Wherever the string "如非本人操作请忽略" appears in a line, extract that line.

Extracted entries
┄┄┄┄┄┄┄┄┄┄┄┄┄┄┄┄┄┄┄┄
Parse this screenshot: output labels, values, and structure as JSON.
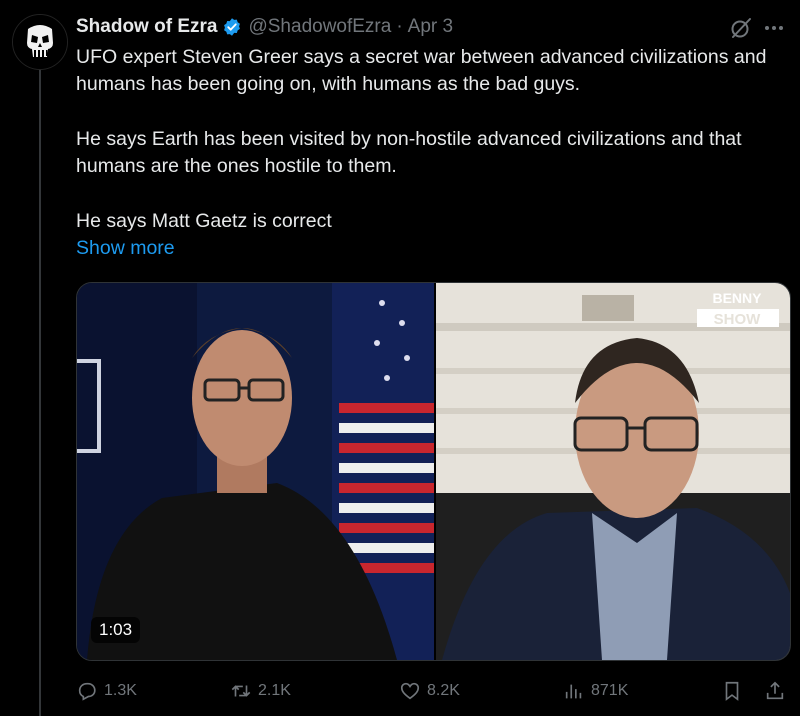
{
  "post": {
    "author_name": "Shadow of Ezra",
    "handle": "@ShadowofEzra",
    "separator": "·",
    "date": "Apr 3",
    "paragraphs": [
      "UFO expert Steven Greer says a secret war between advanced civilizations and humans has been going on, with humans as the bad guys.",
      "He says Earth has been visited by non-hostile advanced civilizations and that humans are the ones hostile to them.",
      "He says Matt Gaetz is correct"
    ],
    "show_more": "Show more"
  },
  "video": {
    "duration": "1:03",
    "overlay_logo": "BENNY SHOW"
  },
  "actions": {
    "replies": "1.3K",
    "reposts": "2.1K",
    "likes": "8.2K",
    "views": "871K"
  },
  "colors": {
    "background": "#000000",
    "text": "#e7e9ea",
    "muted": "#71767b",
    "link": "#1d9bf0",
    "verified": "#1d9bf0"
  },
  "icons": [
    "skull-avatar-icon",
    "verified-badge-icon",
    "grok-icon",
    "more-icon",
    "reply-icon",
    "repost-icon",
    "like-icon",
    "views-icon",
    "bookmark-icon",
    "share-icon"
  ]
}
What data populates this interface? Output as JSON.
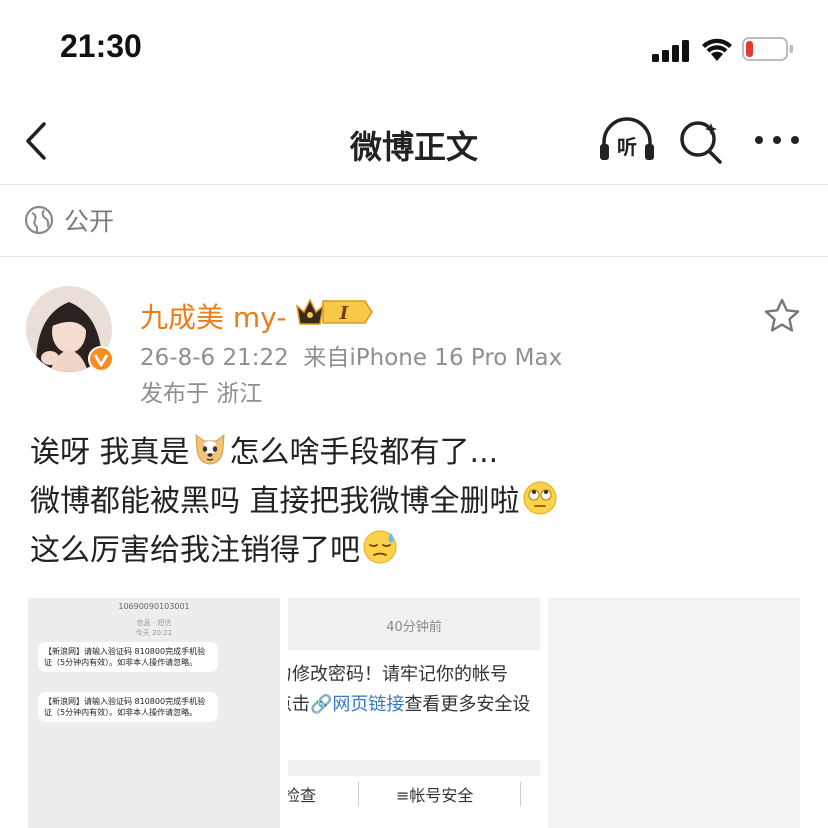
{
  "status_bar": {
    "time": "21:30",
    "battery_color": "#e53935"
  },
  "nav": {
    "title": "微博正文",
    "listen_label": "听"
  },
  "visibility": {
    "label": "公开"
  },
  "post": {
    "username": "九成美 my-",
    "member_badge": "I",
    "timestamp": "26-8-6 21:22",
    "source": "来自iPhone 16 Pro Max",
    "location": "发布于 浙江",
    "lines": [
      {
        "before": "诶呀 我真是",
        "emoji": "dog-emoji",
        "after": "怎么啥手段都有了..."
      },
      {
        "before": "微博都能被黑吗 直接把我微博全删啦",
        "emoji": "eye-roll-emoji",
        "after": ""
      },
      {
        "before": "这么厉害给我注销得了吧",
        "emoji": "sweat-emoji",
        "after": ""
      }
    ],
    "accent_color": "#ee7d18"
  },
  "images": {
    "sms": {
      "sender": "10690090103001",
      "info_line1": "信息 · 短信",
      "info_line2": "今天 20:22",
      "message1": "【新浪网】请输入验证码 810800完成手机验证（5分钟内有效）。如非本人操作请忽略。",
      "message2": "【新浪网】请输入验证码 810800完成手机验证（5分钟内有效）。如非本人操作请忽略。"
    },
    "notice": {
      "time": "40分钟前",
      "line1": "力修改密码！请牢记你的帐号",
      "line2_before": "点击",
      "line2_link": "网页链接",
      "line2_after": "查看更多安全设",
      "action1": "检查",
      "action2": "≡帐号安全"
    }
  }
}
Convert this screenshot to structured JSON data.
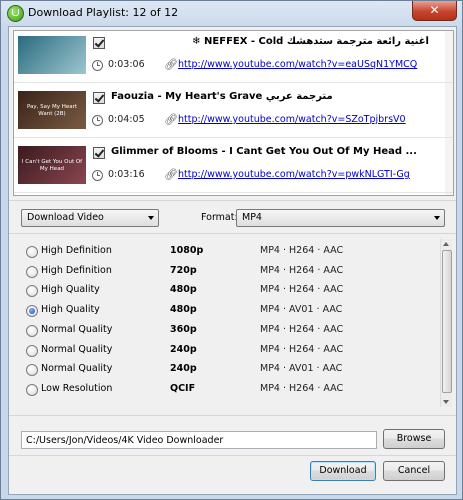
{
  "window": {
    "title": "Download Playlist: 12 of 12",
    "close_label": "✕"
  },
  "videos": [
    {
      "thumb_text": "",
      "title": "أغنية رائعة مترجمة ستدهشك NEFFEX - Cold ❄",
      "rtl": true,
      "duration": "0:03:06",
      "url": "http://www.youtube.com/watch?v=eaUSqN1YMCQ",
      "checked": true,
      "thumb_colors": [
        "#2b6a7e",
        "#9cc7cf"
      ]
    },
    {
      "thumb_text": "Pay, Say My Heart Want (2B)",
      "title": "Faouzia - My Heart's Grave مترجمة عربي",
      "rtl": false,
      "duration": "0:04:05",
      "url": "http://www.youtube.com/watch?v=SZoTpjbrsV0",
      "checked": true,
      "thumb_colors": [
        "#3a2418",
        "#7a5a44"
      ]
    },
    {
      "thumb_text": "I Can't Get You Out Of My Head",
      "title": "Glimmer of Blooms - I Cant Get You Out Of My Head ...",
      "rtl": false,
      "duration": "0:03:16",
      "url": "http://www.youtube.com/watch?v=pwkNLGTI-Gg",
      "checked": true,
      "thumb_colors": [
        "#3a1a1e",
        "#8a4650"
      ]
    }
  ],
  "controls": {
    "download_type": "Download Video",
    "format_label": "Format:",
    "format_value": "MP4"
  },
  "qualities": [
    {
      "label": "High Definition",
      "res": "1080p",
      "fmt": "MP4 · H264 · AAC",
      "selected": false
    },
    {
      "label": "High Definition",
      "res": "720p",
      "fmt": "MP4 · H264 · AAC",
      "selected": false
    },
    {
      "label": "High Quality",
      "res": "480p",
      "fmt": "MP4 · H264 · AAC",
      "selected": false
    },
    {
      "label": "High Quality",
      "res": "480p",
      "fmt": "MP4 · AV01 · AAC",
      "selected": true
    },
    {
      "label": "Normal Quality",
      "res": "360p",
      "fmt": "MP4 · H264 · AAC",
      "selected": false
    },
    {
      "label": "Normal Quality",
      "res": "240p",
      "fmt": "MP4 · H264 · AAC",
      "selected": false
    },
    {
      "label": "Normal Quality",
      "res": "240p",
      "fmt": "MP4 · AV01 · AAC",
      "selected": false
    },
    {
      "label": "Low Resolution",
      "res": "QCIF",
      "fmt": "MP4 · H264 · AAC",
      "selected": false
    }
  ],
  "output": {
    "path": "C:/Users/Jon/Videos/4K Video Downloader",
    "browse_label": "Browse"
  },
  "actions": {
    "download_label": "Download",
    "cancel_label": "Cancel"
  }
}
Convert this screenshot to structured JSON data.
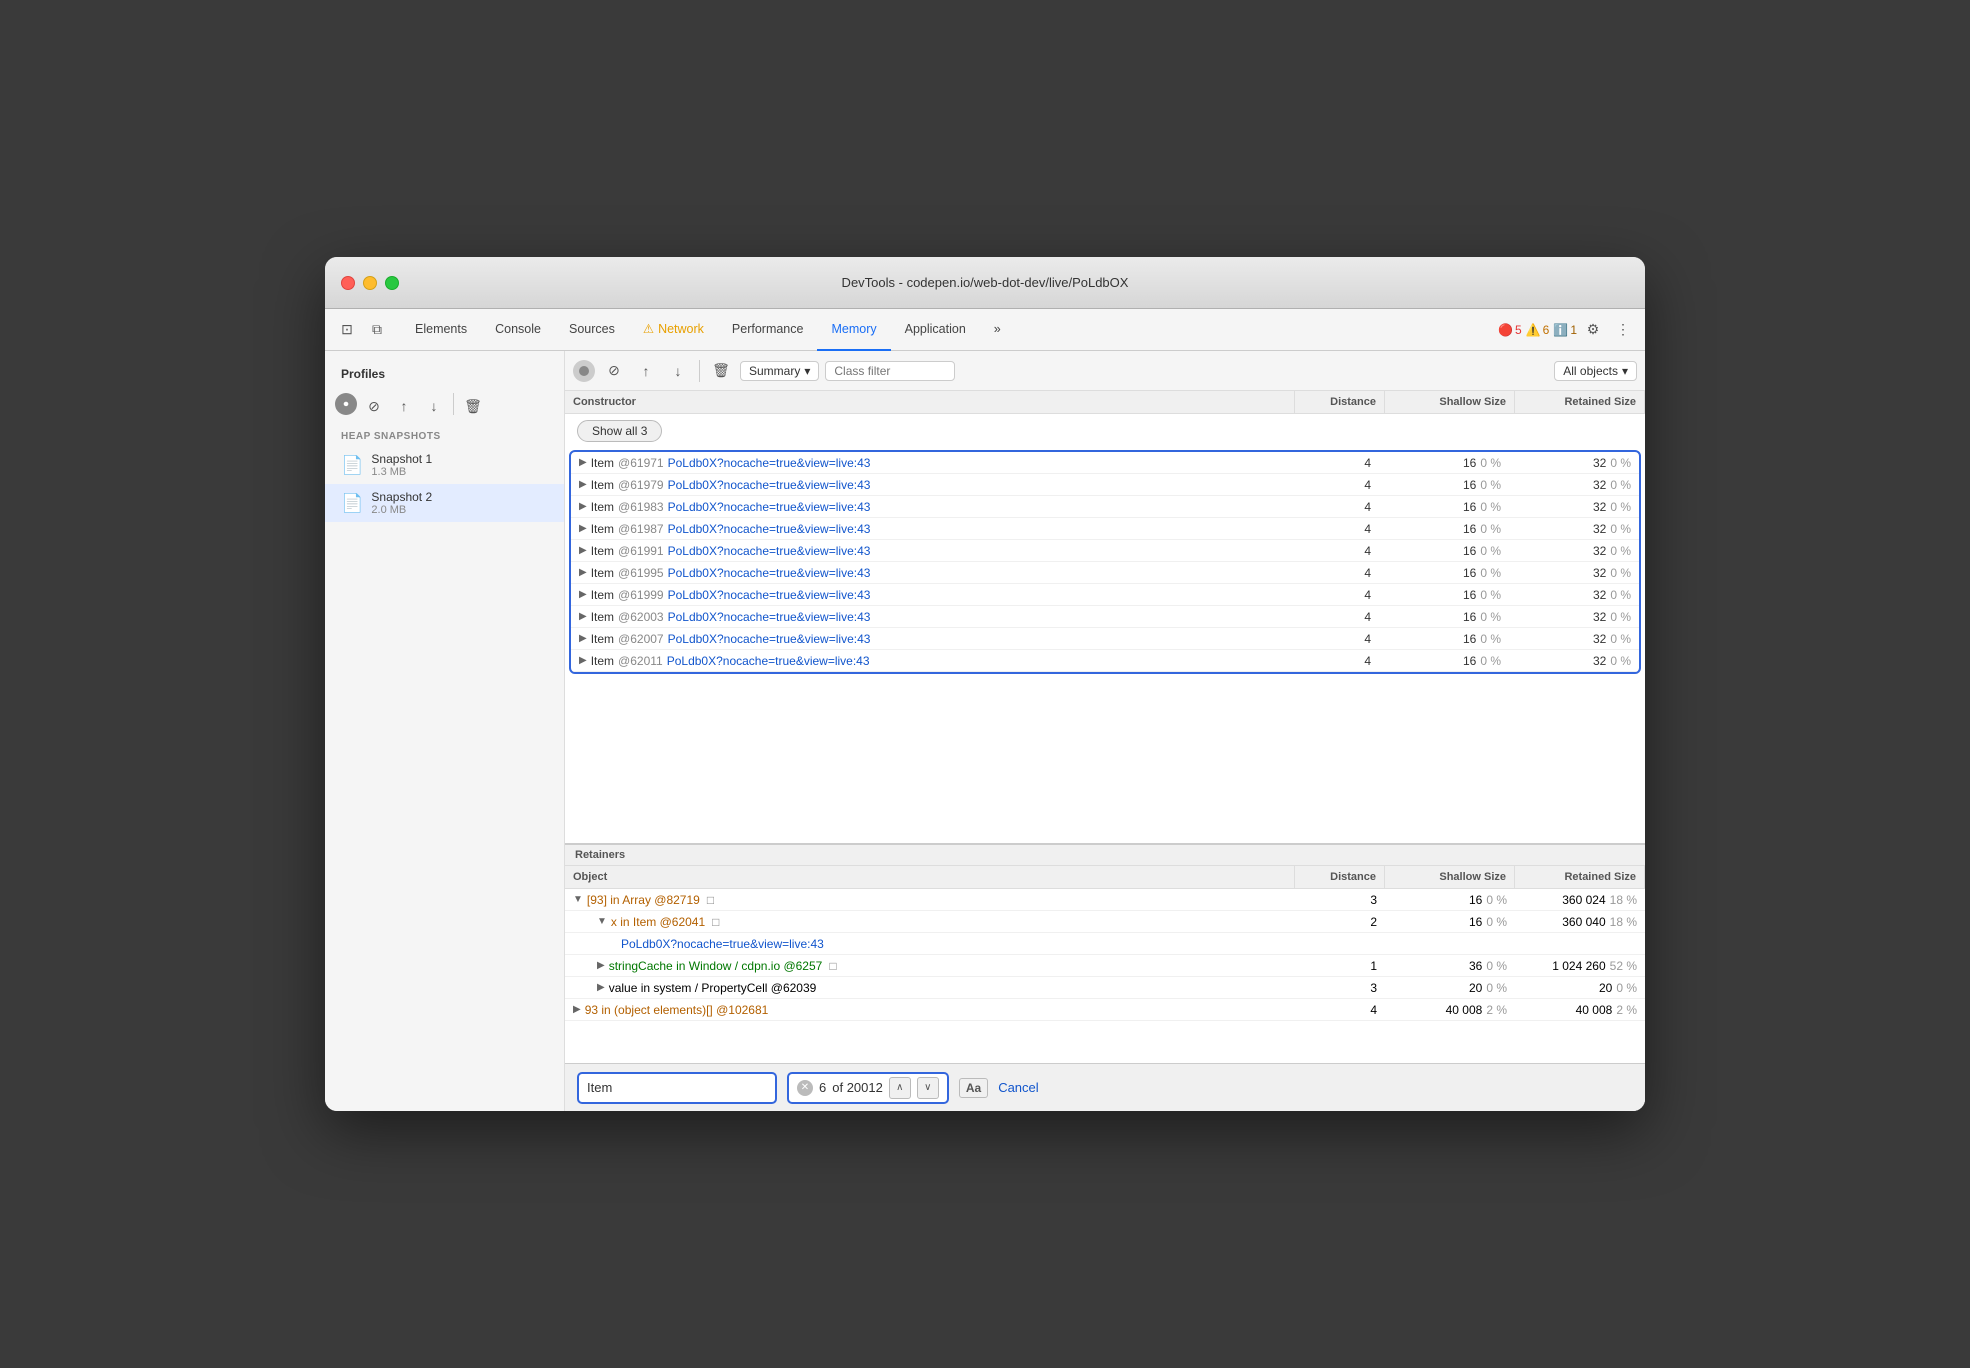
┄┄┄┄┄┄┄┄┄┄┄┄┄┄┄┄┄┄┄┄
Answer to this task
      "message1": "【新浪网】请输入验证码 810800完成手机验证（5分钟内有效）。如非本人操作请忽略。",
      "message2": "【新浪网】请输入验证码 810800完成手机验证（5分钟内有效）。如非本人操作请忽略。"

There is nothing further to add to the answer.